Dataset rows

◆ ◆ ◆

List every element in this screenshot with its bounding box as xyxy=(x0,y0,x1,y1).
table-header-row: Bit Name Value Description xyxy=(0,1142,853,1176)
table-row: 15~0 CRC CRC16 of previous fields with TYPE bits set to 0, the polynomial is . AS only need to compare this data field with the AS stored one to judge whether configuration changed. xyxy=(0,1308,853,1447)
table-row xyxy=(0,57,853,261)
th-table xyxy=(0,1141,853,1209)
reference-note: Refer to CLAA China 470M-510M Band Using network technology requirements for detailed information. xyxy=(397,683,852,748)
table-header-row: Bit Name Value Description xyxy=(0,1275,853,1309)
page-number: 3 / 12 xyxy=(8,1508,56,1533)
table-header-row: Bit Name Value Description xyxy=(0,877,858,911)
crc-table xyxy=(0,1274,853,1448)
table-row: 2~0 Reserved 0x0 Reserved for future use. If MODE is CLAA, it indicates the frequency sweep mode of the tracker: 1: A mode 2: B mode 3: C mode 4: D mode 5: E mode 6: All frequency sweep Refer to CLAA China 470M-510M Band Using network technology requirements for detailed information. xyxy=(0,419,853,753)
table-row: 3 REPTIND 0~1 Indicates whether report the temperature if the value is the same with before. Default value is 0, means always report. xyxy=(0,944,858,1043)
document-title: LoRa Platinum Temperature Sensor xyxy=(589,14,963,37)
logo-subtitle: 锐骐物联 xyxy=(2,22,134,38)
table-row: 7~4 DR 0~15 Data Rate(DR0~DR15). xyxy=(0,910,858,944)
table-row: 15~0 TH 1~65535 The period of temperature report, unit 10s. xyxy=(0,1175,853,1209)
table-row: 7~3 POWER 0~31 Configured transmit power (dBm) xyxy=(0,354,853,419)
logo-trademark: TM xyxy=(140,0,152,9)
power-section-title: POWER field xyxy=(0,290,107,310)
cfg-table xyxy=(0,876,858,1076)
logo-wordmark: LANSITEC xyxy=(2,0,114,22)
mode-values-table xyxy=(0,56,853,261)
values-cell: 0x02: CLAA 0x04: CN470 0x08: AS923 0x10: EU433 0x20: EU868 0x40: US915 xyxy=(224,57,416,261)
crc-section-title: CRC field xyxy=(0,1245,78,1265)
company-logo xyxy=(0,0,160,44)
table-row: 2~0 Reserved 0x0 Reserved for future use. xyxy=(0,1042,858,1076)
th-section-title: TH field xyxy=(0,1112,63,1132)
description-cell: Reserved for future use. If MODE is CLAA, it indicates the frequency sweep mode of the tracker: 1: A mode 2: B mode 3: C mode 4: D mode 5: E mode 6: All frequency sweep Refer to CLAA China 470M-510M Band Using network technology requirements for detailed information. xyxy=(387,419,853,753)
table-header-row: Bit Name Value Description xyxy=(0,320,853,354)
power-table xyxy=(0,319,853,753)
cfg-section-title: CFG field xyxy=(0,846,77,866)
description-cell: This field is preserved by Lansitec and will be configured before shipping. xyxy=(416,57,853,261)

◆ ◆ ◆

**WHAT THE TASK ASKS:** Rewrite all of the items above, replacing "CLAA" with "CLAA-CN" everywhere it occurs and leaving the rest unchanged.

**EXERCISE RESPONSE:**
List every element in this screenshot with its bounding box as xyxy=(x0,y0,x1,y1).
table-header-row: Bit Name Value Description xyxy=(0,1142,853,1176)
table-row: 15~0 CRC CRC16 of previous fields with TYPE bits set to 0, the polynomial is . AS only need to compare this data field with the AS stored one to judge whether configuration changed. xyxy=(0,1308,853,1447)
table-row xyxy=(0,57,853,261)
th-table xyxy=(0,1141,853,1209)
reference-note: Refer to CLAA-CN China 470M-510M Band Using network technology requirements for detailed information. xyxy=(397,683,852,748)
table-header-row: Bit Name Value Description xyxy=(0,1275,853,1309)
page-number: 3 / 12 xyxy=(8,1508,56,1533)
table-header-row: Bit Name Value Description xyxy=(0,877,858,911)
crc-table xyxy=(0,1274,853,1448)
table-row: 2~0 Reserved 0x0 Reserved for future use. If MODE is CLAA-CN, it indicates the frequency sweep mode of the tracker: 1: A mode 2: B mode 3: C mode 4: D mode 5: E mode 6: All frequency sweep Refer to CLAA-CN China 470M-510M Band Using network technology requirements for detailed information. xyxy=(0,419,853,753)
table-row: 3 REPTIND 0~1 Indicates whether report the temperature if the value is the same with before. Default value is 0, means always report. xyxy=(0,944,858,1043)
document-title: LoRa Platinum Temperature Sensor xyxy=(589,14,963,37)
logo-subtitle: 锐骐物联 xyxy=(2,22,134,38)
table-row: 7~4 DR 0~15 Data Rate(DR0~DR15). xyxy=(0,910,858,944)
table-row: 15~0 TH 1~65535 The period of temperature report, unit 10s. xyxy=(0,1175,853,1209)
table-row: 7~3 POWER 0~31 Configured transmit power (dBm) xyxy=(0,354,853,419)
logo-trademark: TM xyxy=(140,0,152,9)
power-section-title: POWER field xyxy=(0,290,107,310)
cfg-table xyxy=(0,876,858,1076)
logo-wordmark: LANSITEC xyxy=(2,0,114,22)
mode-values-table xyxy=(0,56,853,261)
values-cell: 0x02: CLAA-CN 0x04: CN470 0x08: AS923 0x10: EU433 0x20: EU868 0x40: US915 xyxy=(224,57,416,261)
crc-section-title: CRC field xyxy=(0,1245,78,1265)
company-logo xyxy=(0,0,160,44)
table-row: 2~0 Reserved 0x0 Reserved for future use. xyxy=(0,1042,858,1076)
th-section-title: TH field xyxy=(0,1112,63,1132)
description-cell: Reserved for future use. If MODE is CLAA-CN, it indicates the frequency sweep mode of the tracker: 1: A mode 2: B mode 3: C mode 4: D mode 5: E mode 6: All frequency sweep Refer to CLAA-CN China 470M-510M Band Using network technology requirements for detailed information. xyxy=(387,419,853,753)
table-header-row: Bit Name Value Description xyxy=(0,320,853,354)
power-table xyxy=(0,319,853,753)
cfg-section-title: CFG field xyxy=(0,846,77,866)
description-cell: This field is preserved by Lansitec and will be configured before shipping. xyxy=(416,57,853,261)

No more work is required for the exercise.